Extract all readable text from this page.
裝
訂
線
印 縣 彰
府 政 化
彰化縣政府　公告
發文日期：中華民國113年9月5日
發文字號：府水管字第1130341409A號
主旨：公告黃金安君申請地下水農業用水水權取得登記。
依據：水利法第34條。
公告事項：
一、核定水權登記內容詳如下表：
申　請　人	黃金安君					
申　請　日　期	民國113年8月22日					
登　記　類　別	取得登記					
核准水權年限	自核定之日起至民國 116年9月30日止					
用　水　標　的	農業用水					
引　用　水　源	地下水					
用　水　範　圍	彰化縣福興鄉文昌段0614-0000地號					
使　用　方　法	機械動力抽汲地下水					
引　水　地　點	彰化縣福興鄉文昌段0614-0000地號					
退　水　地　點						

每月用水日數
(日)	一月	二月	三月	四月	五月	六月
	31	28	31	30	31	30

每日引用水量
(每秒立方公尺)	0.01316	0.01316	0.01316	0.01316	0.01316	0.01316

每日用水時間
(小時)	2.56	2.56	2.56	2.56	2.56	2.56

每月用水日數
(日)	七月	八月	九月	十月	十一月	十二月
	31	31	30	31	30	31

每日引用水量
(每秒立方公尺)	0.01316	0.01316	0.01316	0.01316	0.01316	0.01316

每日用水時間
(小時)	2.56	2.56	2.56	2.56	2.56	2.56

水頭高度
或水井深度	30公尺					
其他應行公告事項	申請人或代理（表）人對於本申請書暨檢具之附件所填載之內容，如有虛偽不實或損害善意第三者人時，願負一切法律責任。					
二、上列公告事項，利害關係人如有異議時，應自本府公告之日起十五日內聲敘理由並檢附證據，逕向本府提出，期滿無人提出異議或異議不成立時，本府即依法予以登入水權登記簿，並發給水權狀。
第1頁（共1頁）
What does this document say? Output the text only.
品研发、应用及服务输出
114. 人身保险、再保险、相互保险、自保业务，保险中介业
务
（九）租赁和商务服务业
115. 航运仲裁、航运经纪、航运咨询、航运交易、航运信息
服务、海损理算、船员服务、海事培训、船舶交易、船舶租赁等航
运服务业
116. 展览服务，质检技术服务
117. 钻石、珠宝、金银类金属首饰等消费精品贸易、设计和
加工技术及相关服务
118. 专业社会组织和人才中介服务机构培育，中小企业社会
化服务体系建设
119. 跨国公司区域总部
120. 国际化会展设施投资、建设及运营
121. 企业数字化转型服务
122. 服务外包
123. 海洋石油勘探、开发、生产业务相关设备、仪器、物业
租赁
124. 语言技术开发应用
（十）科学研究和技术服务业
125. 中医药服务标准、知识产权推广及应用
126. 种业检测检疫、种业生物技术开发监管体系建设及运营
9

-*-

▶ **EXERCISE AIM**: Retype all of the entries precisely as they are.

▶ **PROBLEM SOLUTION**:
Extract all readable text from this page.
裝
訂
線
印 縣 彰
府 政 化
彰化縣政府　公告
發文日期：中華民國113年9月5日
發文字號：府水管字第1130341409A號
主旨：公告黃金安君申請地下水農業用水水權取得登記。
依據：水利法第34條。
公告事項：
一、核定水權登記內容詳如下表：
申　請　人	黃金安君					
申　請　日　期	民國113年8月22日					
登　記　類　別	取得登記					
核准水權年限	自核定之日起至民國 116年9月30日止					
用　水　標　的	農業用水					
引　用　水　源	地下水					
用　水　範　圍	彰化縣福興鄉文昌段0614-0000地號					
使　用　方　法	機械動力抽汲地下水					
引　水　地　點	彰化縣福興鄉文昌段0614-0000地號					
退　水　地　點						

每月用水日數
(日)	一月	二月	三月	四月	五月	六月
	31	28	31	30	31	30

每日引用水量
(每秒立方公尺)	0.01316	0.01316	0.01316	0.01316	0.01316	0.01316

每日用水時間
(小時)	2.56	2.56	2.56	2.56	2.56	2.56

每月用水日數
(日)	七月	八月	九月	十月	十一月	十二月
	31	31	30	31	30	31

每日引用水量
(每秒立方公尺)	0.01316	0.01316	0.01316	0.01316	0.01316	0.01316

每日用水時間
(小時)	2.56	2.56	2.56	2.56	2.56	2.56

水頭高度
或水井深度	30公尺					
其他應行公告事項	申請人或代理（表）人對於本申請書暨檢具之附件所填載之內容，如有虛偽不實或損害善意第三者人時，願負一切法律責任。					
二、上列公告事項，利害關係人如有異議時，應自本府公告之日起十五日內聲敘理由並檢附證據，逕向本府提出，期滿無人提出異議或異議不成立時，本府即依法予以登入水權登記簿，並發給水權狀。
第1頁（共1頁）
What does this document say? Output the text only.
品研发、应用及服务输出
114. 人身保险、再保险、相互保险、自保业务，保险中介业
务
（九）租赁和商务服务业
115. 航运仲裁、航运经纪、航运咨询、航运交易、航运信息
服务、海损理算、船员服务、海事培训、船舶交易、船舶租赁等航
运服务业
116. 展览服务，质检技术服务
117. 钻石、珠宝、金银类金属首饰等消费精品贸易、设计和
加工技术及相关服务
118. 专业社会组织和人才中介服务机构培育，中小企业社会
化服务体系建设
119. 跨国公司区域总部
120. 国际化会展设施投资、建设及运营
121. 企业数字化转型服务
122. 服务外包
123. 海洋石油勘探、开发、生产业务相关设备、仪器、物业
租赁
124. 语言技术开发应用
（十）科学研究和技术服务业
125. 中医药服务标准、知识产权推广及应用
126. 种业检测检疫、种业生物技术开发监管体系建设及运营
9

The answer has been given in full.